____ Supplied records

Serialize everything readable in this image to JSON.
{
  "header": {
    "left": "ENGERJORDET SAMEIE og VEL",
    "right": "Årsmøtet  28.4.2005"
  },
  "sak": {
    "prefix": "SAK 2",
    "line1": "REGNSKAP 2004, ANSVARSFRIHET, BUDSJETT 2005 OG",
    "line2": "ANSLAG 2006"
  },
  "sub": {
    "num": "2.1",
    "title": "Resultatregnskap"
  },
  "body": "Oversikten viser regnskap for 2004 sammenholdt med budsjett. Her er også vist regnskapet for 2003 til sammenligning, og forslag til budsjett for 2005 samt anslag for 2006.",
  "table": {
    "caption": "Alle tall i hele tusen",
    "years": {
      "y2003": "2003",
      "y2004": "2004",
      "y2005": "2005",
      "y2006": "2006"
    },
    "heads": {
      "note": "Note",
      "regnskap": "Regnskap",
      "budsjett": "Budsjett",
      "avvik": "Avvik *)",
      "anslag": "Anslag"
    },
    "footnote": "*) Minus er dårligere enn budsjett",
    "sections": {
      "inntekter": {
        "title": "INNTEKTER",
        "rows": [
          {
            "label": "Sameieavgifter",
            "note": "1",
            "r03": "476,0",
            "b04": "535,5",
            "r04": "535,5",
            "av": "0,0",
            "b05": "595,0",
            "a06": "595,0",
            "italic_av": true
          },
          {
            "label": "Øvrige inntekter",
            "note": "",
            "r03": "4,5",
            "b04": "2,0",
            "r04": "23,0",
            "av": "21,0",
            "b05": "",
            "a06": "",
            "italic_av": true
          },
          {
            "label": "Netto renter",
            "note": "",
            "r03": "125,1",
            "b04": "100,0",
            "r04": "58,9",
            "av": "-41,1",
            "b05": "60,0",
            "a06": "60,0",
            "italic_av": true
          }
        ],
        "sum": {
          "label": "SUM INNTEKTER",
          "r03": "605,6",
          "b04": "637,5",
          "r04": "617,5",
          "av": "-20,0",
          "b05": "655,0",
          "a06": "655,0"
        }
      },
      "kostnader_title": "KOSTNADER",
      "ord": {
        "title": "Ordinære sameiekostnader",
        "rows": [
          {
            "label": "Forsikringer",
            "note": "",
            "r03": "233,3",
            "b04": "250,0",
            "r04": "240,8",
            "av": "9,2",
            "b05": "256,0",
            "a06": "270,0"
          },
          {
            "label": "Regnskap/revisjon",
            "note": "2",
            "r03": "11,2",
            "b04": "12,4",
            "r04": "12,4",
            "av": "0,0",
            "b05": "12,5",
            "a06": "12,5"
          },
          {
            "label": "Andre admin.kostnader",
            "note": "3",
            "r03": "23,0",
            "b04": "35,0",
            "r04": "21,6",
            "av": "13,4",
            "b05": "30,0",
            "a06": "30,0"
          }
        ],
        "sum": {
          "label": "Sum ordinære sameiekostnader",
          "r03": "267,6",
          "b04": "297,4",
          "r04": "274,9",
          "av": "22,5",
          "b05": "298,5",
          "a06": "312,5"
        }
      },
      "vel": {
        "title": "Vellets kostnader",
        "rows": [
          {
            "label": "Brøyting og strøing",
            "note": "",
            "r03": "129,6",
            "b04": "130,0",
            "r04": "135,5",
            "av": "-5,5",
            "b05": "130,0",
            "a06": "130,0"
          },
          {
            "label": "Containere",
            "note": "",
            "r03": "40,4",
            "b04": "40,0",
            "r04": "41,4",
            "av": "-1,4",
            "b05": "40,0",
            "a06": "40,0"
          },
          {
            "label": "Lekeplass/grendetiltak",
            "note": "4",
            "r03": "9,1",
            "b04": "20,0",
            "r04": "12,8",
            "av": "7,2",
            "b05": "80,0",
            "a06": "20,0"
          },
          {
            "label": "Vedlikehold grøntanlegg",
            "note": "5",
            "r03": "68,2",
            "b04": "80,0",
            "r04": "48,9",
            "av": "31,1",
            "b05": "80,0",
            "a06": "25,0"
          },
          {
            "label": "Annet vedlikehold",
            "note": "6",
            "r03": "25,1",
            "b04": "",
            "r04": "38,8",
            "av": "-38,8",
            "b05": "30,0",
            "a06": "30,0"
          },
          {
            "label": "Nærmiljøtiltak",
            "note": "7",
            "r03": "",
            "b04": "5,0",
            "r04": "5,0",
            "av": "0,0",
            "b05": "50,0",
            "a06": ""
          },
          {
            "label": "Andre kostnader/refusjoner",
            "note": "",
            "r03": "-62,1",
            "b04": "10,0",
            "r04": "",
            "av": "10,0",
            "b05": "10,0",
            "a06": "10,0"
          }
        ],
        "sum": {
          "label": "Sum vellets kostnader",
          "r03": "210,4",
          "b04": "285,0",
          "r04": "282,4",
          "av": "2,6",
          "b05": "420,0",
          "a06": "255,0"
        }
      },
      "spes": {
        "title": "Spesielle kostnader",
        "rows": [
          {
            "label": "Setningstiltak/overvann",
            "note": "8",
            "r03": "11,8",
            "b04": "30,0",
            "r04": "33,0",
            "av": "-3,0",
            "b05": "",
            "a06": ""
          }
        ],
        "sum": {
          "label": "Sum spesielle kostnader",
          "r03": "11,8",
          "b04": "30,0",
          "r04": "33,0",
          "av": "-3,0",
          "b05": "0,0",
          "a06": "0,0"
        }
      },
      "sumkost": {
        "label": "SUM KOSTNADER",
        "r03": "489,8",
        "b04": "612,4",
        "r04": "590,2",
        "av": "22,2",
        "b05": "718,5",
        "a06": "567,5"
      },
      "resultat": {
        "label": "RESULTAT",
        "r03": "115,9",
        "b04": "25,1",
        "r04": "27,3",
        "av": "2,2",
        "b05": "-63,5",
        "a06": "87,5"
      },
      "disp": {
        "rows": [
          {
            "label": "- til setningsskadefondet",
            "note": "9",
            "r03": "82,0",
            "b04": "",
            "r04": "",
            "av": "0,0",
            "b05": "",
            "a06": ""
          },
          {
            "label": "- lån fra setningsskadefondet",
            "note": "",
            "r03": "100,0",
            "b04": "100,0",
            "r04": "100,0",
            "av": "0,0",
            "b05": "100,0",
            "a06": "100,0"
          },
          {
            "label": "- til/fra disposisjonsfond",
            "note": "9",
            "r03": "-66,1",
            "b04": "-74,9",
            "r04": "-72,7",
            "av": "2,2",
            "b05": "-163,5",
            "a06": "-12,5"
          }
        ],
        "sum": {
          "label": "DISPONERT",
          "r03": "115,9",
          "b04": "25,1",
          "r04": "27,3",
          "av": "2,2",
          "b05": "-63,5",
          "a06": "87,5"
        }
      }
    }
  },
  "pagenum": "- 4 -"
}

________

● **Requirement**:
Quote the whole listing above, leaving nothing out.

● **Finished exercise**:
Serialize everything readable in this image to JSON.
{
  "header": {
    "left": "ENGERJORDET SAMEIE og VEL",
    "right": "Årsmøtet  28.4.2005"
  },
  "sak": {
    "prefix": "SAK 2",
    "line1": "REGNSKAP 2004, ANSVARSFRIHET, BUDSJETT 2005 OG",
    "line2": "ANSLAG 2006"
  },
  "sub": {
    "num": "2.1",
    "title": "Resultatregnskap"
  },
  "body": "Oversikten viser regnskap for 2004 sammenholdt med budsjett. Her er også vist regnskapet for 2003 til sammenligning, og forslag til budsjett for 2005 samt anslag for 2006.",
  "table": {
    "caption": "Alle tall i hele tusen",
    "years": {
      "y2003": "2003",
      "y2004": "2004",
      "y2005": "2005",
      "y2006": "2006"
    },
    "heads": {
      "note": "Note",
      "regnskap": "Regnskap",
      "budsjett": "Budsjett",
      "avvik": "Avvik *)",
      "anslag": "Anslag"
    },
    "footnote": "*) Minus er dårligere enn budsjett",
    "sections": {
      "inntekter": {
        "title": "INNTEKTER",
        "rows": [
          {
            "label": "Sameieavgifter",
            "note": "1",
            "r03": "476,0",
            "b04": "535,5",
            "r04": "535,5",
            "av": "0,0",
            "b05": "595,0",
            "a06": "595,0",
            "italic_av": true
          },
          {
            "label": "Øvrige inntekter",
            "note": "",
            "r03": "4,5",
            "b04": "2,0",
            "r04": "23,0",
            "av": "21,0",
            "b05": "",
            "a06": "",
            "italic_av": true
          },
          {
            "label": "Netto renter",
            "note": "",
            "r03": "125,1",
            "b04": "100,0",
            "r04": "58,9",
            "av": "-41,1",
            "b05": "60,0",
            "a06": "60,0",
            "italic_av": true
          }
        ],
        "sum": {
          "label": "SUM INNTEKTER",
          "r03": "605,6",
          "b04": "637,5",
          "r04": "617,5",
          "av": "-20,0",
          "b05": "655,0",
          "a06": "655,0"
        }
      },
      "kostnader_title": "KOSTNADER",
      "ord": {
        "title": "Ordinære sameiekostnader",
        "rows": [
          {
            "label": "Forsikringer",
            "note": "",
            "r03": "233,3",
            "b04": "250,0",
            "r04": "240,8",
            "av": "9,2",
            "b05": "256,0",
            "a06": "270,0"
          },
          {
            "label": "Regnskap/revisjon",
            "note": "2",
            "r03": "11,2",
            "b04": "12,4",
            "r04": "12,4",
            "av": "0,0",
            "b05": "12,5",
            "a06": "12,5"
          },
          {
            "label": "Andre admin.kostnader",
            "note": "3",
            "r03": "23,0",
            "b04": "35,0",
            "r04": "21,6",
            "av": "13,4",
            "b05": "30,0",
            "a06": "30,0"
          }
        ],
        "sum": {
          "label": "Sum ordinære sameiekostnader",
          "r03": "267,6",
          "b04": "297,4",
          "r04": "274,9",
          "av": "22,5",
          "b05": "298,5",
          "a06": "312,5"
        }
      },
      "vel": {
        "title": "Vellets kostnader",
        "rows": [
          {
            "label": "Brøyting og strøing",
            "note": "",
            "r03": "129,6",
            "b04": "130,0",
            "r04": "135,5",
            "av": "-5,5",
            "b05": "130,0",
            "a06": "130,0"
          },
          {
            "label": "Containere",
            "note": "",
            "r03": "40,4",
            "b04": "40,0",
            "r04": "41,4",
            "av": "-1,4",
            "b05": "40,0",
            "a06": "40,0"
          },
          {
            "label": "Lekeplass/grendetiltak",
            "note": "4",
            "r03": "9,1",
            "b04": "20,0",
            "r04": "12,8",
            "av": "7,2",
            "b05": "80,0",
            "a06": "20,0"
          },
          {
            "label": "Vedlikehold grøntanlegg",
            "note": "5",
            "r03": "68,2",
            "b04": "80,0",
            "r04": "48,9",
            "av": "31,1",
            "b05": "80,0",
            "a06": "25,0"
          },
          {
            "label": "Annet vedlikehold",
            "note": "6",
            "r03": "25,1",
            "b04": "",
            "r04": "38,8",
            "av": "-38,8",
            "b05": "30,0",
            "a06": "30,0"
          },
          {
            "label": "Nærmiljøtiltak",
            "note": "7",
            "r03": "",
            "b04": "5,0",
            "r04": "5,0",
            "av": "0,0",
            "b05": "50,0",
            "a06": ""
          },
          {
            "label": "Andre kostnader/refusjoner",
            "note": "",
            "r03": "-62,1",
            "b04": "10,0",
            "r04": "",
            "av": "10,0",
            "b05": "10,0",
            "a06": "10,0"
          }
        ],
        "sum": {
          "label": "Sum vellets kostnader",
          "r03": "210,4",
          "b04": "285,0",
          "r04": "282,4",
          "av": "2,6",
          "b05": "420,0",
          "a06": "255,0"
        }
      },
      "spes": {
        "title": "Spesielle kostnader",
        "rows": [
          {
            "label": "Setningstiltak/overvann",
            "note": "8",
            "r03": "11,8",
            "b04": "30,0",
            "r04": "33,0",
            "av": "-3,0",
            "b05": "",
            "a06": ""
          }
        ],
        "sum": {
          "label": "Sum spesielle kostnader",
          "r03": "11,8",
          "b04": "30,0",
          "r04": "33,0",
          "av": "-3,0",
          "b05": "0,0",
          "a06": "0,0"
        }
      },
      "sumkost": {
        "label": "SUM KOSTNADER",
        "r03": "489,8",
        "b04": "612,4",
        "r04": "590,2",
        "av": "22,2",
        "b05": "718,5",
        "a06": "567,5"
      },
      "resultat": {
        "label": "RESULTAT",
        "r03": "115,9",
        "b04": "25,1",
        "r04": "27,3",
        "av": "2,2",
        "b05": "-63,5",
        "a06": "87,5"
      },
      "disp": {
        "rows": [
          {
            "label": "- til setningsskadefondet",
            "note": "9",
            "r03": "82,0",
            "b04": "",
            "r04": "",
            "av": "0,0",
            "b05": "",
            "a06": ""
          },
          {
            "label": "- lån fra setningsskadefondet",
            "note": "",
            "r03": "100,0",
            "b04": "100,0",
            "r04": "100,0",
            "av": "0,0",
            "b05": "100,0",
            "a06": "100,0"
          },
          {
            "label": "- til/fra disposisjonsfond",
            "note": "9",
            "r03": "-66,1",
            "b04": "-74,9",
            "r04": "-72,7",
            "av": "2,2",
            "b05": "-163,5",
            "a06": "-12,5"
          }
        ],
        "sum": {
          "label": "DISPONERT",
          "r03": "115,9",
          "b04": "25,1",
          "r04": "27,3",
          "av": "2,2",
          "b05": "-63,5",
          "a06": "87,5"
        }
      }
    }
  },
  "pagenum": "- 4 -"
}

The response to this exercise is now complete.